■ WHAT TO DO ■
Pick out each line in these entries that contains the string "ilçesinde".

■ DATA FOR THIS EXERCISE ■
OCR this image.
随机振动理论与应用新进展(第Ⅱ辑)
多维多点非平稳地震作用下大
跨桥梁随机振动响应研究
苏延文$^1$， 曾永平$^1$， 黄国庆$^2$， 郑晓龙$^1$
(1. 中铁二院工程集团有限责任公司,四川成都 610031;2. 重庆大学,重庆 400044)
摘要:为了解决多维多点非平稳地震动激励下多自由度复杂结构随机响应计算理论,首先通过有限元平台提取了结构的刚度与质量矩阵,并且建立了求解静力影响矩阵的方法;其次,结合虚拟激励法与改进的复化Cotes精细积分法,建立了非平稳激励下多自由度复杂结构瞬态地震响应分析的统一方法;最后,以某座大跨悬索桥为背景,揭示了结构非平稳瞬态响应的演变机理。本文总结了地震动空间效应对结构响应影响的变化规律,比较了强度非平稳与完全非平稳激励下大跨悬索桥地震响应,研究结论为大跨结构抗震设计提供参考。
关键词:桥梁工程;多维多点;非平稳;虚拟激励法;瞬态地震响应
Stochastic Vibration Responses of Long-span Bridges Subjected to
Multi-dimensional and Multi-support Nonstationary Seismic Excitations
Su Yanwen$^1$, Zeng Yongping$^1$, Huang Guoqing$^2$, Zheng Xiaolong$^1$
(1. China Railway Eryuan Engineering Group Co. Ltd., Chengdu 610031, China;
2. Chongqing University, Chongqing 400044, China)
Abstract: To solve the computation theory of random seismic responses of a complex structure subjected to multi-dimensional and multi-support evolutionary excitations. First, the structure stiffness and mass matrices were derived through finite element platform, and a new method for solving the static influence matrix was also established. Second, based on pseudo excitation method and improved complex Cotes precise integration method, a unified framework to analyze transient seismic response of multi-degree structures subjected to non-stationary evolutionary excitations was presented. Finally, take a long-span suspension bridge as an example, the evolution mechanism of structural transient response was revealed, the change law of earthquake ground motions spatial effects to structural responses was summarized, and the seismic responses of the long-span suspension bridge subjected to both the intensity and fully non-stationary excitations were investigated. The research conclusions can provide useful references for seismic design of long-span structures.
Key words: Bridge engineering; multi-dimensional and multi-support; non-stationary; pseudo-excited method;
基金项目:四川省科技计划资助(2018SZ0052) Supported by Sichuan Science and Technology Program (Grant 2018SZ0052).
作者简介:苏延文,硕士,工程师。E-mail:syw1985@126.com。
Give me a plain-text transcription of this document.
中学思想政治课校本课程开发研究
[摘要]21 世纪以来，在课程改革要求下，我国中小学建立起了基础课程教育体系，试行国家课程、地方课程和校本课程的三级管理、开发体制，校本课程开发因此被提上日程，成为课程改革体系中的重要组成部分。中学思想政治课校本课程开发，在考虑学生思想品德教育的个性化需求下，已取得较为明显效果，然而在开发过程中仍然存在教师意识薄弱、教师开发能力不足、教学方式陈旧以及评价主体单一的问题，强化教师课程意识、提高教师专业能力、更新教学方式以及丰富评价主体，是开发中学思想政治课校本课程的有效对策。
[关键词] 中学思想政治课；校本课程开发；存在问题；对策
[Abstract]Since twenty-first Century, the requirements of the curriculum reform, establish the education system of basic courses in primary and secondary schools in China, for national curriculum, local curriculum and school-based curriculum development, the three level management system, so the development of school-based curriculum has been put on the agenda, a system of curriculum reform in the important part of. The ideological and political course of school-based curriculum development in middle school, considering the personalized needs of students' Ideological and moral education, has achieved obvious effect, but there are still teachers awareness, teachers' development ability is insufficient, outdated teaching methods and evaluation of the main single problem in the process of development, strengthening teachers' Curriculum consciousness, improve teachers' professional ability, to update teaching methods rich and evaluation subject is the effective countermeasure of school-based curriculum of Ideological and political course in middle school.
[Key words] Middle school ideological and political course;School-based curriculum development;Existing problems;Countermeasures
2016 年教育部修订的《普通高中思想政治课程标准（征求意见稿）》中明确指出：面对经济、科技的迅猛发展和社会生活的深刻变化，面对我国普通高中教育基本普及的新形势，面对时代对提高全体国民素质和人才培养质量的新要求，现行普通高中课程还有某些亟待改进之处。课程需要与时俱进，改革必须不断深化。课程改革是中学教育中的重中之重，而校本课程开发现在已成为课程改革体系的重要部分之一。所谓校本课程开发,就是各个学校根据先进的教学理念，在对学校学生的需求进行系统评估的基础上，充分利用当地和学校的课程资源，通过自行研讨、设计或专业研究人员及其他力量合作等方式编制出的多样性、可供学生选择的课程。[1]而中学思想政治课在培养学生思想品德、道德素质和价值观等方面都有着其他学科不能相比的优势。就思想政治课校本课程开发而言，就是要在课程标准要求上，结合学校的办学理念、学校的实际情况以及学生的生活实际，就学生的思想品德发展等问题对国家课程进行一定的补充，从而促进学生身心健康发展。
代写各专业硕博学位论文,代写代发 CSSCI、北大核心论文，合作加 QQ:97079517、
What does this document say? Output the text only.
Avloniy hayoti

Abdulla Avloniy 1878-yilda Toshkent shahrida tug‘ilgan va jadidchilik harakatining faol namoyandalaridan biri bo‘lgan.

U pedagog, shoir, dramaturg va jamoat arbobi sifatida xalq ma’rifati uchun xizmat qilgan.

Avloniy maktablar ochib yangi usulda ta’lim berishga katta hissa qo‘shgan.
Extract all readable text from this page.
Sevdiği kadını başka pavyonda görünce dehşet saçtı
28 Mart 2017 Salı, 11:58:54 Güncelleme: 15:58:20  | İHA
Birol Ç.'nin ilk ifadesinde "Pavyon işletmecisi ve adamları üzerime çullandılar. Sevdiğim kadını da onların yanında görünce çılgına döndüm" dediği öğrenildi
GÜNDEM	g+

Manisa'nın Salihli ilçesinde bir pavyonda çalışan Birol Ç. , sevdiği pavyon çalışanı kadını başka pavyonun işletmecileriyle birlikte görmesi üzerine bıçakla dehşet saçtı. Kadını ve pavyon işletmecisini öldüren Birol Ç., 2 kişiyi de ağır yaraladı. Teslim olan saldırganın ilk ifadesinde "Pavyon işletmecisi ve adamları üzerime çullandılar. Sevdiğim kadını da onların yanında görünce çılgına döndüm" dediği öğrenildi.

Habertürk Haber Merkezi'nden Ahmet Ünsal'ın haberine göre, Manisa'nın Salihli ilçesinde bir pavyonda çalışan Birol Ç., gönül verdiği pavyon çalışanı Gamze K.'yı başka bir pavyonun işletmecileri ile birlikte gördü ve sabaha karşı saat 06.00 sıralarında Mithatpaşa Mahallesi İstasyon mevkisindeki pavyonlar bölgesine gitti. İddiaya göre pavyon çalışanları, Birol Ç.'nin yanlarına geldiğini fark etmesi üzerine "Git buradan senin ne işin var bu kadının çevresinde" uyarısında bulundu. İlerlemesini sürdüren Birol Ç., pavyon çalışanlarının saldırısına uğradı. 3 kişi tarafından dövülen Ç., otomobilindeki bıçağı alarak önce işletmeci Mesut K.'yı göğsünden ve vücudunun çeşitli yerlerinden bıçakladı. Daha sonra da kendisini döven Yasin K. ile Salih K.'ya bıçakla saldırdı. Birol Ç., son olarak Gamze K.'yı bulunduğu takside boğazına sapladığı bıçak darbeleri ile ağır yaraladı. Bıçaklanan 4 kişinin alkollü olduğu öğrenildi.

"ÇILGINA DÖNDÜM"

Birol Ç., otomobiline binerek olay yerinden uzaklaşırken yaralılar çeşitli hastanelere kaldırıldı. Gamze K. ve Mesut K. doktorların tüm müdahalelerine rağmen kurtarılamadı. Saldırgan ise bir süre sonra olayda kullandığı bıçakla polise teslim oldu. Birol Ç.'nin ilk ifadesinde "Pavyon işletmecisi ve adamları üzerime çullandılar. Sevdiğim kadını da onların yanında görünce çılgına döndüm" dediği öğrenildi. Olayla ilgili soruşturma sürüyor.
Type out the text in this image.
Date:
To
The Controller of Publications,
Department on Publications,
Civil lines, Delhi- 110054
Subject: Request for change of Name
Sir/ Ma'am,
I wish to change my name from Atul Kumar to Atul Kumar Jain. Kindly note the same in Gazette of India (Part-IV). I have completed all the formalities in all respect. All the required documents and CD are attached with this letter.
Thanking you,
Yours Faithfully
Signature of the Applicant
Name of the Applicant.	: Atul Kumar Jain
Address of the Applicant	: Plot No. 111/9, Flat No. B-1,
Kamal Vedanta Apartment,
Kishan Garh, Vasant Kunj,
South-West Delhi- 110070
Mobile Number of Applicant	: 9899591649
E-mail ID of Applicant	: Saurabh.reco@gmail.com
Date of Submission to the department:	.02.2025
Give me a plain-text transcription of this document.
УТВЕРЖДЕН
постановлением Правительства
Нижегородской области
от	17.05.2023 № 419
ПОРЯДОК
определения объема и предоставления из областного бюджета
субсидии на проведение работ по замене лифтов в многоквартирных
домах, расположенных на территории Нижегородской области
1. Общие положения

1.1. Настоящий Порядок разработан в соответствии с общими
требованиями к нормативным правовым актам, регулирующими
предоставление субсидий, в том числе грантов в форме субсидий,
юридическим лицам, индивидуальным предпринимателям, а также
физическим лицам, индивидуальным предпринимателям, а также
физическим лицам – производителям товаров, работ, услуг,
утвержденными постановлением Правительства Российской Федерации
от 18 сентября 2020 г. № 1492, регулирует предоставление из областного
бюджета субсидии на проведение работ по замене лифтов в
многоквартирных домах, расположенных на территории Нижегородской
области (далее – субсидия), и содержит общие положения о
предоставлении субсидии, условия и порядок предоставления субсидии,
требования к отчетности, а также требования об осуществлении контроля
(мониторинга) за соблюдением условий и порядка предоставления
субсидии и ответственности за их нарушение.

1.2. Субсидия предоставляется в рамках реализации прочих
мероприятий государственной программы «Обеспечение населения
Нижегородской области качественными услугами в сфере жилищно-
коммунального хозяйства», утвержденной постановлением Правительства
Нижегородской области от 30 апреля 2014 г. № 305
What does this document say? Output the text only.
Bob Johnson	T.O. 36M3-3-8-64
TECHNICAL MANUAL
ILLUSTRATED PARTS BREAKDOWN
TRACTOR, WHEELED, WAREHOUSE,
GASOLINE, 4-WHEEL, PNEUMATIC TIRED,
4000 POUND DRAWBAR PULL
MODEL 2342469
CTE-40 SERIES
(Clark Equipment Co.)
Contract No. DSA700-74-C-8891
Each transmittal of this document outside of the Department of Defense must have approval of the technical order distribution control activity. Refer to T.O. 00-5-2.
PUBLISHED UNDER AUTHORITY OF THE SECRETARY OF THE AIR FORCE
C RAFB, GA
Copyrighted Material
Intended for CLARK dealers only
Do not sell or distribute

■ RESULT OF THE TASK ■
Manisa'nın Salihli ilçesinde bir pavyonda çalışan Birol Ç. , sevdiği pavyon çalışanı kadını başka pavyonun işletmecileriyle birlikte görmesi üzerine bıçakla dehşet saçtı. Kadını ve pavyon işletmecisini öldüren Birol Ç., 2 kişiyi de ağır yaraladı. Teslim olan saldırganın ilk ifadesinde "Pavyon işletmecisi ve adamları üzerime çullandılar. Sevdiğim kadını da onların yanında görünce çılgına döndüm" dediği öğrenildi.
Habertürk Haber Merkezi'nden Ahmet Ünsal'ın haberine göre, Manisa'nın Salihli ilçesinde bir pavyonda çalışan Birol Ç., gönül verdiği pavyon çalışanı Gamze K.'yı başka bir pavyonun işletmecileri ile birlikte gördü ve sabaha karşı saat 06.00 sıralarında Mithatpaşa Mahallesi İstasyon mevkisindeki pavyonlar bölgesine gitti. İddiaya göre pavyon çalışanları, Birol Ç.'nin yanlarına geldiğini fark etmesi üzerine "Git buradan senin ne işin var bu kadının çevresinde" uyarısında bulundu. İlerlemesini sürdüren Birol Ç., pavyon çalışanlarının saldırısına uğradı. 3 kişi tarafından dövülen Ç., otomobilindeki bıçağı alarak önce işletmeci Mesut K.'yı göğsünden ve vücudunun çeşitli yerlerinden bıçakladı. Daha sonra da kendisini döven Yasin K. ile Salih K.'ya bıçakla saldırdı. Birol Ç., son olarak Gamze K.'yı bulunduğu takside boğazına sapladığı bıçak darbeleri ile ağır yaraladı. Bıçaklanan 4 kişinin alkollü olduğu öğrenildi.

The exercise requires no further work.